PROMPT :: Omit all pictures, then retype the data exactly as given.
★ ★ ★ ★
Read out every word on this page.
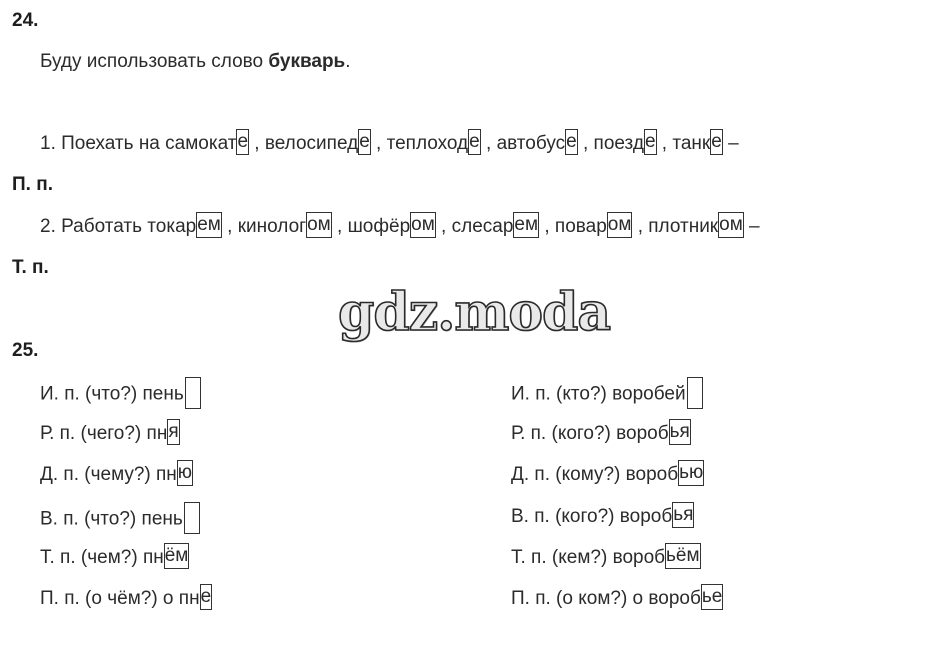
24.
Буду использовать слово букварь.
1. Поехать на самокате , велосипеде , теплоходе , автобусе , поезде , танке –
П. п.
2. Работать токарем , кинологом , шофёром , слесарем , поваром , плотником –
Т. п.
gdz.moda
25.
И. п. (что?) пень
Р. п. (чего?) пня
Д. п. (чему?) пню
В. п. (что?) пень
Т. п. (чем?) пнём
П. п. (о чём?) о пне
И. п. (кто?) воробей
Р. п. (кого?) воробья
Д. п. (кому?) воробью
В. п. (кого?) воробья
Т. п. (кем?) воробьём
П. п. (о ком?) о воробье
★ ★ ★ ★
WRITTEN RESPONSE ::
Read out every word on this page.
24.
Буду использовать слово букварь.
1. Поехать на самокате , велосипеде , теплоходе , автобусе , поезде , танке –
П. п.
2. Работать токарем , кинологом , шофёром , слесарем , поваром , плотником –
Т. п.
gdz.moda
25.
И. п. (что?) пень
Р. п. (чего?) пня
Д. п. (чему?) пню
В. п. (что?) пень
Т. п. (чем?) пнём
П. п. (о чём?) о пне
И. п. (кто?) воробей
Р. п. (кого?) воробья
Д. п. (кому?) воробью
В. п. (кого?) воробья
Т. п. (кем?) воробьём
П. п. (о ком?) о воробье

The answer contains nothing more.